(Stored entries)
>>>>

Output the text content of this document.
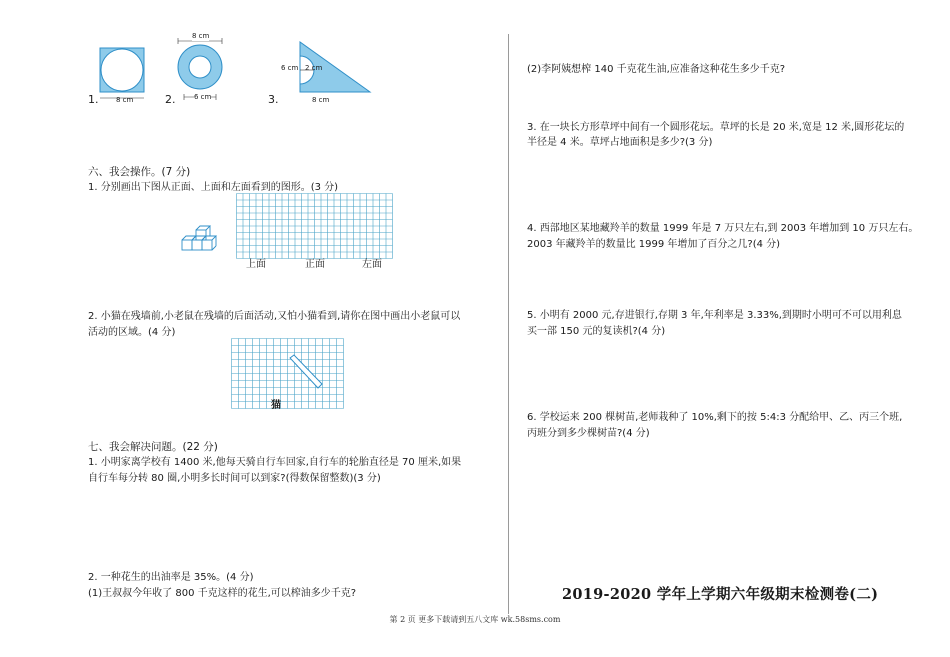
1.	8 cm
8 cm
2.	6 cm
6 cm 2 cm
3.	8 cm
六、我会操作。(7 分)
1. 分别画出下图从正面、上面和左面看到的图形。(3 分)
上面	正面	左面
2. 小猫在残墙前,小老鼠在残墙的后面活动,又怕小猫看到,请你在图中画出小老鼠可以
活动的区域。(4 分)
猫
七、我会解决问题。(22 分)
1. 小明家离学校有 1400 米,他每天骑自行车回家,自行车的轮胎直径是 70 厘米,如果
自行车每分转 80 圈,小明多长时间可以到家?(得数保留整数)(3 分)
2. 一种花生的出油率是 35%。(4 分)
(1)王叔叔今年收了 800 千克这样的花生,可以榨油多少千克?
(2)李阿姨想榨 140 千克花生油,应准备这种花生多少千克?
3. 在一块长方形草坪中间有一个圆形花坛。草坪的长是 20 米,宽是 12 米,圆形花坛的
半径是 4 米。草坪占地面积是多少?(3 分)
4. 西部地区某地藏羚羊的数量 1999 年是 7 万只左右,到 2003 年增加到 10 万只左右。
2003 年藏羚羊的数量比 1999 年增加了百分之几?(4 分)
5. 小明有 2000 元,存进银行,存期 3 年,年利率是 3.33%,到期时小明可不可以用利息
买一部 150 元的复读机?(4 分)
6. 学校运来 200 棵树苗,老师栽种了 10%,剩下的按 5:4:3 分配给甲、乙、丙三个班,
丙班分到多少棵树苗?(4 分)
2019-2020 学年上学期六年级期末检测卷(二)
第 2 页 更多下载请到五八文库 wk.58sms.com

<<<<

Exercise details:
Reproduce all of the material exactly, apart from the pictures.

Complete output:
Output the text content of this document.
1.	8 cm
8 cm
2.	6 cm
6 cm 2 cm
3.	8 cm
六、我会操作。(7 分)
1. 分别画出下图从正面、上面和左面看到的图形。(3 分)
上面	正面	左面
2. 小猫在残墙前,小老鼠在残墙的后面活动,又怕小猫看到,请你在图中画出小老鼠可以
活动的区域。(4 分)
猫
七、我会解决问题。(22 分)
1. 小明家离学校有 1400 米,他每天骑自行车回家,自行车的轮胎直径是 70 厘米,如果
自行车每分转 80 圈,小明多长时间可以到家?(得数保留整数)(3 分)
2. 一种花生的出油率是 35%。(4 分)
(1)王叔叔今年收了 800 千克这样的花生,可以榨油多少千克?
(2)李阿姨想榨 140 千克花生油,应准备这种花生多少千克?
3. 在一块长方形草坪中间有一个圆形花坛。草坪的长是 20 米,宽是 12 米,圆形花坛的
半径是 4 米。草坪占地面积是多少?(3 分)
4. 西部地区某地藏羚羊的数量 1999 年是 7 万只左右,到 2003 年增加到 10 万只左右。
2003 年藏羚羊的数量比 1999 年增加了百分之几?(4 分)
5. 小明有 2000 元,存进银行,存期 3 年,年利率是 3.33%,到期时小明可不可以用利息
买一部 150 元的复读机?(4 分)
6. 学校运来 200 棵树苗,老师栽种了 10%,剩下的按 5:4:3 分配给甲、乙、丙三个班,
丙班分到多少棵树苗?(4 分)
2019-2020 学年上学期六年级期末检测卷(二)
第 2 页 更多下载请到五八文库 wk.58sms.com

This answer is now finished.